Lord Bakayaro's cavalry units each had 49 soldiers so I just added one more result to the table for each of his cavalry units.
For this engagement, I chose the simple, head-to-head option. That is: the 2 army lists are short, the "active" player is whichever side gets initiative (until s/he loses a fight, in which case the other player becomes active), and the winner of the last fight before the winning side burns through the other side's table is the winner of the whole thing.
Here is the line-up for the two sides
Lord Bakayaro_________
1 light infantry
2 lt inf
3 lt inf
4 lt inf
5 lt inf
8 heavy inf
9 heavy inf w/archers 0-lvl
10 heavy inf w/archers 0-lvl
11 light cav 0-level
12 lt cav
13 lt cav
14 lt cav
15 lt cav
16 lt cav
17 med cav
18 md cav
19 md cav
20 md cav
21 md cav
Lord Do-Aho
1 Light infantry
2 lt inf
3 lt inf
4 lt inf
7 light cav
8 lt cav
9 lt cav
10 lt cav
11 Heavy cavalry
12 Heavy cav
13 Heavy cavalry (hasted)
14 lt cav (attack from rear after "wall of stone")
15 lt cav (attack from rear after "wall of ice")

|---|

• [Problem statement]: Copy the entire wargame battle line-up text, keeping every line unchanged.

|---|

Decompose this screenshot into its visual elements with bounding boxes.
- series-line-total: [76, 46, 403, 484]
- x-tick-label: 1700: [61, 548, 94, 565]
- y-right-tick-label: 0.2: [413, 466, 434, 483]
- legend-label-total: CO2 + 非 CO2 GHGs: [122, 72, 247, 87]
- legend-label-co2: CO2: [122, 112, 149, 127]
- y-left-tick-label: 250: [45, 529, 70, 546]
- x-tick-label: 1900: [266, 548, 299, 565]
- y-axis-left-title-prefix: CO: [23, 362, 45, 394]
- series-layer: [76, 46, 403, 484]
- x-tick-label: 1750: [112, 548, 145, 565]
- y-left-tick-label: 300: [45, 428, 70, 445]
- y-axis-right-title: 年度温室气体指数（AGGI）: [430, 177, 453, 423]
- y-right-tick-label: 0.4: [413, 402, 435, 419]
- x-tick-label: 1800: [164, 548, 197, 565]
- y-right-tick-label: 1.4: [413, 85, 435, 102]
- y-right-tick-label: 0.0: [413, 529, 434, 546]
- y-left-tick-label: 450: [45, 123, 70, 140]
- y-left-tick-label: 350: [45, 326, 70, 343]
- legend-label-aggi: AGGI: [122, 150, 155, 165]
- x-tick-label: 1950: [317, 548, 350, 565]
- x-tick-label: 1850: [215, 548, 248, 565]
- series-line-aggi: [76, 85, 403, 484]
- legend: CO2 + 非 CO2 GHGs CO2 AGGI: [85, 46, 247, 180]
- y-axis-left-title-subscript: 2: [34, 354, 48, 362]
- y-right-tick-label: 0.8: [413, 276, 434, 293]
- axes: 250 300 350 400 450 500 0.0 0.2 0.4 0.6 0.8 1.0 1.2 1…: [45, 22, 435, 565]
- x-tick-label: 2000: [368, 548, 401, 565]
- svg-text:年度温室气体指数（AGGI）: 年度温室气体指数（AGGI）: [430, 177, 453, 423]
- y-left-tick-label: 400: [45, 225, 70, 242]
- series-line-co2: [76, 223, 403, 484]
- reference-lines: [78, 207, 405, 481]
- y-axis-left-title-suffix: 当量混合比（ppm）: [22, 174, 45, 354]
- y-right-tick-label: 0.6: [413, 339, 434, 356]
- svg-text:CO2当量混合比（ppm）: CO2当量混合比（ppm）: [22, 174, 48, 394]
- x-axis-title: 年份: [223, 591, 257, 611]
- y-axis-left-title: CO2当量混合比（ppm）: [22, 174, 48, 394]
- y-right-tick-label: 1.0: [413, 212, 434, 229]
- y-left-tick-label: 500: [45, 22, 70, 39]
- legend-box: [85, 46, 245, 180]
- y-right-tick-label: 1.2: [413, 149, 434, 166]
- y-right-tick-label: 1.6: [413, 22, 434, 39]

|---|

• [Answer]:
Lord Bakayaro's cavalry units each had 49 soldiers so I just added one more result to the table for each of his cavalry units.
For this engagement, I chose the simple, head-to-head option. That is: the 2 army lists are short, the "active" player is whichever side gets initiative (until s/he loses a fight, in which case the other player becomes active), and the winner of the last fight before the winning side burns through the other side's table is the winner of the whole thing.
Here is the line-up for the two sides
Lord Bakayaro_________
1 light infantry
2 lt inf
3 lt inf
4 lt inf
5 lt inf
8 heavy inf
9 heavy inf w/archers 0-lvl
10 heavy inf w/archers 0-lvl
11 light cav 0-level
12 lt cav
13 lt cav
14 lt cav
15 lt cav
16 lt cav
17 med cav
18 md cav
19 md cav
20 md cav
21 md cav
Lord Do-Aho
1 Light infantry
2 lt inf
3 lt inf
4 lt inf
7 light cav
8 lt cav
9 lt cav
10 lt cav
11 Heavy cavalry
12 Heavy cav
13 Heavy cavalry (hasted)
14 lt cav (attack from rear after "wall of stone")
15 lt cav (attack from rear after "wall of ice")